WHAT TO WORK ON » Every line with the string "floor" should be gathered.

EXCERPTED RECORDS »
------
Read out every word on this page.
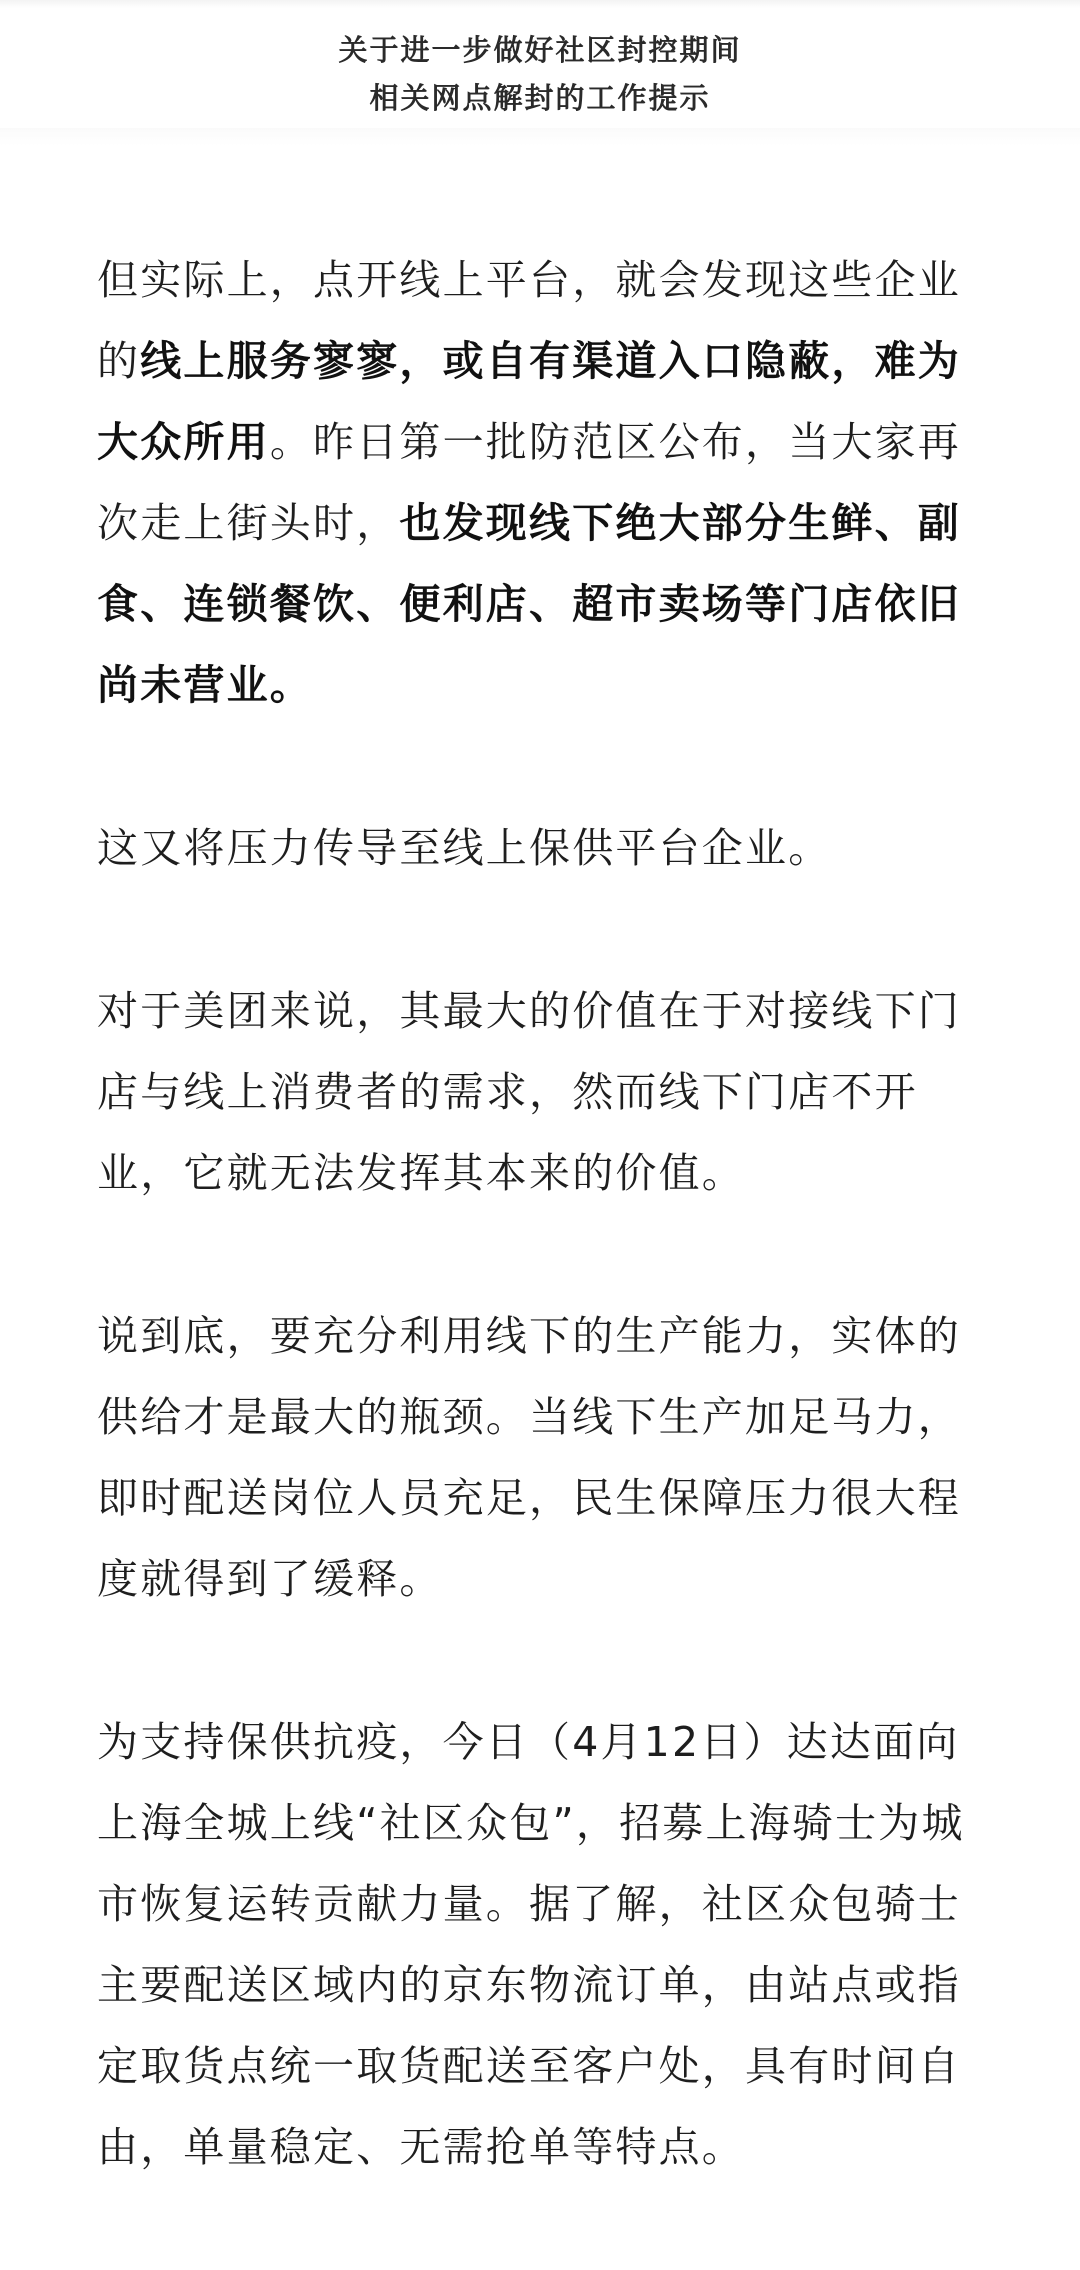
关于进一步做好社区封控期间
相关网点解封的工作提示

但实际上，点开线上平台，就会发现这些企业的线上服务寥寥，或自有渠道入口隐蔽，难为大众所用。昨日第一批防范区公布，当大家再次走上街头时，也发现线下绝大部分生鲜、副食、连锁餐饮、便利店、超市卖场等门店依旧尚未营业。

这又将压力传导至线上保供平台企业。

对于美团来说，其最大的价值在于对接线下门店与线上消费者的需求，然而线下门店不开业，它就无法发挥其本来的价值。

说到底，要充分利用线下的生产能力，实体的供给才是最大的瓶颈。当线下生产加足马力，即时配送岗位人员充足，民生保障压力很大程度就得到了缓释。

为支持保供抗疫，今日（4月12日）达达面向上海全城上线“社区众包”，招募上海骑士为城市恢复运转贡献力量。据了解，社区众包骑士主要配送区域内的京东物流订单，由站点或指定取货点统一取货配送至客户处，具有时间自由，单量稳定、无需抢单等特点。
------
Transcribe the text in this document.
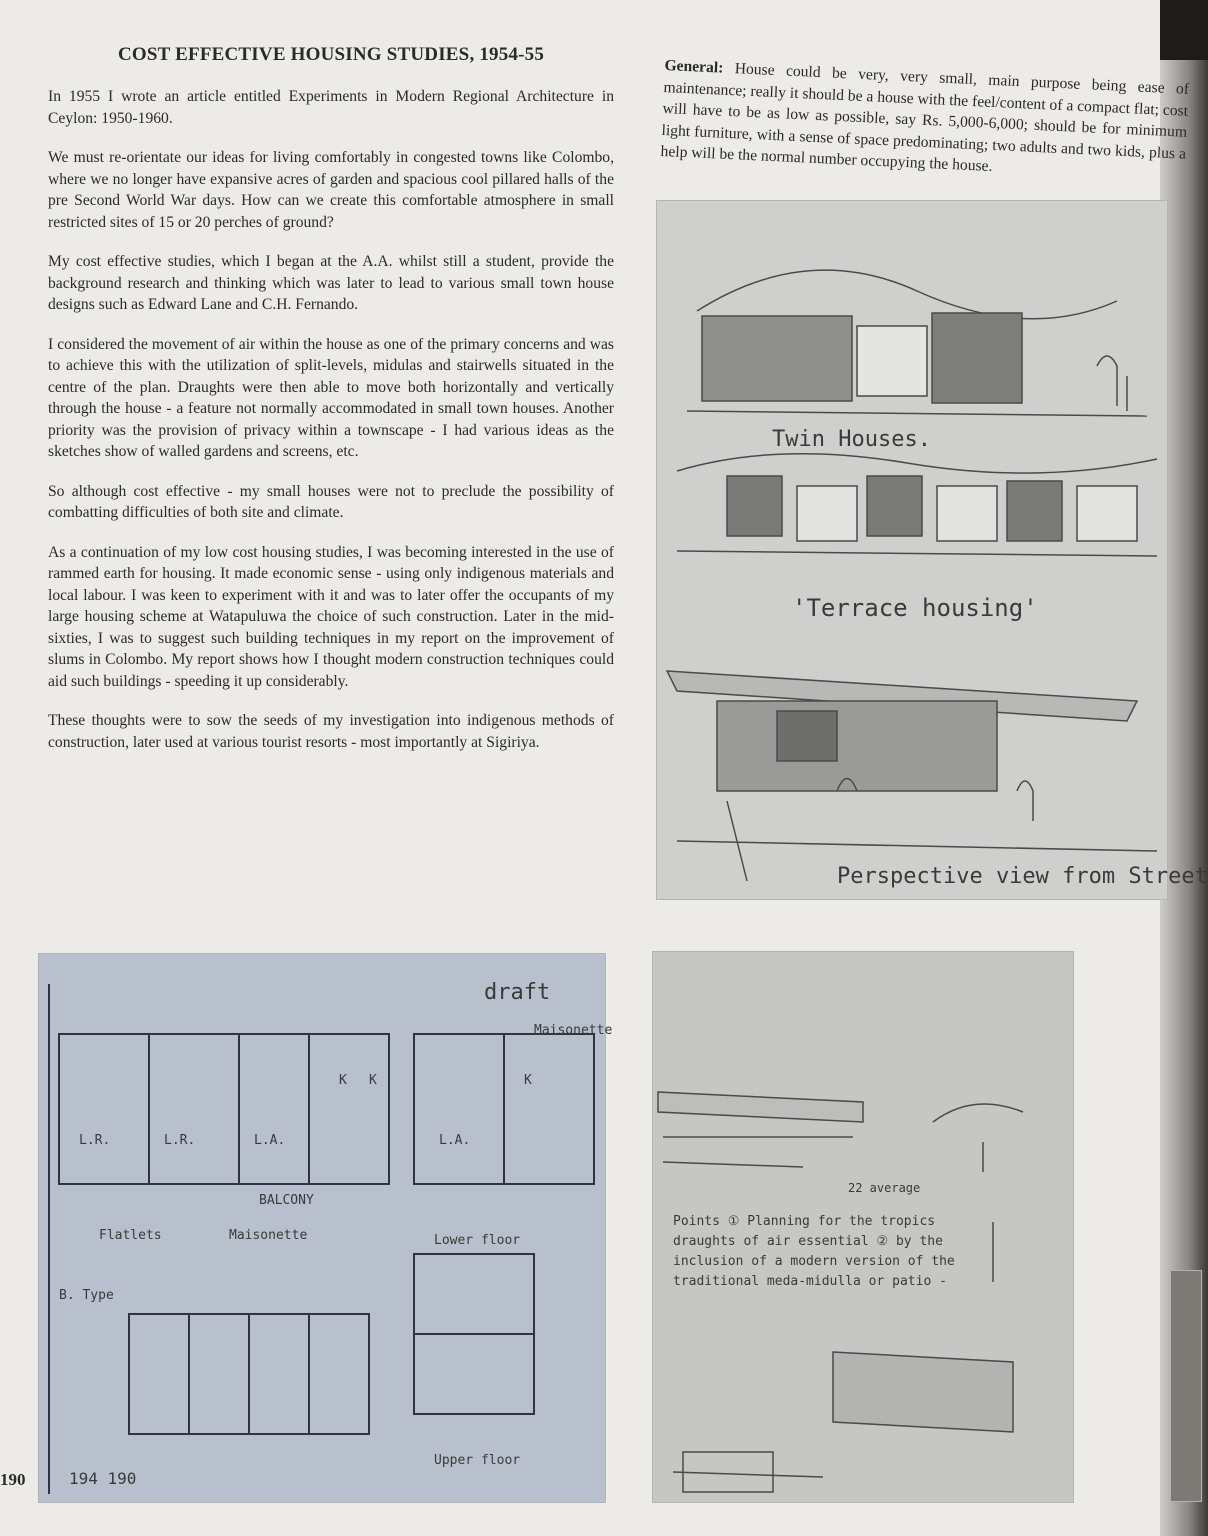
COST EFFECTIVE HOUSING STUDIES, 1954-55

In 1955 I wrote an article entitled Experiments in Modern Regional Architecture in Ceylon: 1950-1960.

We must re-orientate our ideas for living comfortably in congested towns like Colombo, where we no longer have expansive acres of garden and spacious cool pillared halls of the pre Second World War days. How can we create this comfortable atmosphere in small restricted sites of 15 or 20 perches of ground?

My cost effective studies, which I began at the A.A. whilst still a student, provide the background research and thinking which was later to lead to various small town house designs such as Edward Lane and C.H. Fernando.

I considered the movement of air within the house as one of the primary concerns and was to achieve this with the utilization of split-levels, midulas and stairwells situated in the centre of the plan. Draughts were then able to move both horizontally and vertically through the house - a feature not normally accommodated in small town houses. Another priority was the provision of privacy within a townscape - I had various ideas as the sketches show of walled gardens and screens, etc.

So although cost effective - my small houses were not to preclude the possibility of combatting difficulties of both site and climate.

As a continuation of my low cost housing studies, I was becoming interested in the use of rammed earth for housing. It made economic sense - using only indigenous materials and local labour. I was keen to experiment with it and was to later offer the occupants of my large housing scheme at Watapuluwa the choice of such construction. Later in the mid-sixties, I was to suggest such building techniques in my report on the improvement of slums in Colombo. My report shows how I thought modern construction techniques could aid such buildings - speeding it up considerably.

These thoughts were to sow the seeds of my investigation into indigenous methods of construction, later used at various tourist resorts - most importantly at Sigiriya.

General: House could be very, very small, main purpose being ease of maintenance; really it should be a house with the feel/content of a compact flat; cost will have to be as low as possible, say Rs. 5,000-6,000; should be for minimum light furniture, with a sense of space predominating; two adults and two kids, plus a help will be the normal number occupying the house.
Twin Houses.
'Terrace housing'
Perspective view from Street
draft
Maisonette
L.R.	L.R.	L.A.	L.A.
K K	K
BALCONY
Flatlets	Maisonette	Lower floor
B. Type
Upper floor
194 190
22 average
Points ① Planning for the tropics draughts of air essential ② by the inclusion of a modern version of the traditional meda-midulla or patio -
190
------
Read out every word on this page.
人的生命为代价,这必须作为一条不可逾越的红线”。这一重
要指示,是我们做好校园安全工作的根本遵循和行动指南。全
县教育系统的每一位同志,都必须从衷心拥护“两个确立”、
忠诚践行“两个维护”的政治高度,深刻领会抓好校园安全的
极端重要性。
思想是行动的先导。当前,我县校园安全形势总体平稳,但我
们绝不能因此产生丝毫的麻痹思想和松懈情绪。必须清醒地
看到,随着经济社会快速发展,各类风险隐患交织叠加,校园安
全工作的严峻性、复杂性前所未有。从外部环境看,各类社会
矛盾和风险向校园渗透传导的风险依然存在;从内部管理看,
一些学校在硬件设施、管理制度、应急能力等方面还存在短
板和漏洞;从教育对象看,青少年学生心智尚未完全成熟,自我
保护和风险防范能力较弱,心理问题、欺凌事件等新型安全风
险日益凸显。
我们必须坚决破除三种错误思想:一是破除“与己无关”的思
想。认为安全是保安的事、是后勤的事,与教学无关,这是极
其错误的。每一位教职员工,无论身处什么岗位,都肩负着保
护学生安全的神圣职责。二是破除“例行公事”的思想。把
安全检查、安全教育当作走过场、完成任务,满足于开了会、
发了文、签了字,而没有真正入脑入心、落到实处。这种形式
------
WORKED ANSWER »
Flatlets	Maisonette	Lower floor
Upper floor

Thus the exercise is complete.